## WHAT YOU HAVE TO DO
Emit a verbatim copy of the lines running from the line with "Transcribe the text in this document." through the end of the material below.

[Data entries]
— START —
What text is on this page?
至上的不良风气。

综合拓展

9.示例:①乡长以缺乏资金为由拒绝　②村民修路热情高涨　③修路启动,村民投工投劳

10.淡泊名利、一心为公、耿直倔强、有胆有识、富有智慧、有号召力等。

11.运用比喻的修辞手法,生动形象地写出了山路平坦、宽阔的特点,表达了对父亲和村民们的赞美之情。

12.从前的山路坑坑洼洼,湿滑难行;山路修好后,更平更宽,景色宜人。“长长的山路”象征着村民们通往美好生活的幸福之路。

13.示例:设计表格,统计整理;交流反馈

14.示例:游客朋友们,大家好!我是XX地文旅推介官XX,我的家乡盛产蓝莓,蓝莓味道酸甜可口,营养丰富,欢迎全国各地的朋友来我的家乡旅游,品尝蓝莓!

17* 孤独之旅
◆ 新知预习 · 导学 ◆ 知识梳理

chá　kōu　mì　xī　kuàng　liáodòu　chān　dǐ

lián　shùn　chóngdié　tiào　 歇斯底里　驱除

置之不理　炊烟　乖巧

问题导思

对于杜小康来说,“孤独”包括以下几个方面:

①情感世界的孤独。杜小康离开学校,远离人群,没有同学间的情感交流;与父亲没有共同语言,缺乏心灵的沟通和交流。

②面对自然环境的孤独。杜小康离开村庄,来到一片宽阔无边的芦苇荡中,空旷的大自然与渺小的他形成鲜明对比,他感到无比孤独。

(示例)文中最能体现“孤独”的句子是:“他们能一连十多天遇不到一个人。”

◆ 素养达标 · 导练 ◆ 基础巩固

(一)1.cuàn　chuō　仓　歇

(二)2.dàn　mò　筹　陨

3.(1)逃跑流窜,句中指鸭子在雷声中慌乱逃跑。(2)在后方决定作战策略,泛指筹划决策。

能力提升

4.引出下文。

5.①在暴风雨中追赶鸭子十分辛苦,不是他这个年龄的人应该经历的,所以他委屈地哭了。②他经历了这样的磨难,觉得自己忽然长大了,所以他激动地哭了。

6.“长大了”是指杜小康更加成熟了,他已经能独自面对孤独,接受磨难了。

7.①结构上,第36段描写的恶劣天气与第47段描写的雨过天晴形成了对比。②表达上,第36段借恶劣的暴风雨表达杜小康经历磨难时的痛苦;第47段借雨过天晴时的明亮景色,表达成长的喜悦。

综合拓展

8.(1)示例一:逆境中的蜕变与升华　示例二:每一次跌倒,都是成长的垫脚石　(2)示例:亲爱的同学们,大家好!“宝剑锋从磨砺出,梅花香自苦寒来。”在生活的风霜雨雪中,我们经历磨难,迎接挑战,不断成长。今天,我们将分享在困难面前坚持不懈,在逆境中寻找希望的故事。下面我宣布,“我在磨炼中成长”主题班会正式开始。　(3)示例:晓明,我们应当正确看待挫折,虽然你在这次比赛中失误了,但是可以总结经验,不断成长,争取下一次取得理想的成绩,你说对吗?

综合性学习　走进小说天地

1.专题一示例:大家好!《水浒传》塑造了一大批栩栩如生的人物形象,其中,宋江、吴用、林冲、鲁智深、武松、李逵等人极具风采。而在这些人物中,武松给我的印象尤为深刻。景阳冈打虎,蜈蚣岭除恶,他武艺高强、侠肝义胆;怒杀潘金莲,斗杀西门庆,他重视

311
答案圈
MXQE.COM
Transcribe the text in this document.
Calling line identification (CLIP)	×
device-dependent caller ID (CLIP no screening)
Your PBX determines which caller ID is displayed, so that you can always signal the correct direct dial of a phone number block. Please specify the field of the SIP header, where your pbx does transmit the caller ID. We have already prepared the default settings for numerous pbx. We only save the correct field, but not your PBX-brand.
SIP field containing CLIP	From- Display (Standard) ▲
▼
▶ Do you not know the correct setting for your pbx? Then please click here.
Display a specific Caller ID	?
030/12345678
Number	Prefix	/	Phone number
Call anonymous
— END —
## CORRECT OUTPUT
Transcribe the text in this document.
Calling line identification (CLIP)	×
device-dependent caller ID (CLIP no screening)
Your PBX determines which caller ID is displayed, so that you can always signal the correct direct dial of a phone number block. Please specify the field of the SIP header, where your pbx does transmit the caller ID. We have already prepared the default settings for numerous pbx. We only save the correct field, but not your PBX-brand.
SIP field containing CLIP	From- Display (Standard) ▲
▼
▶ Do you not know the correct setting for your pbx? Then please click here.
Display a specific Caller ID	?
030/12345678
Number	Prefix	/	Phone number
Call anonymous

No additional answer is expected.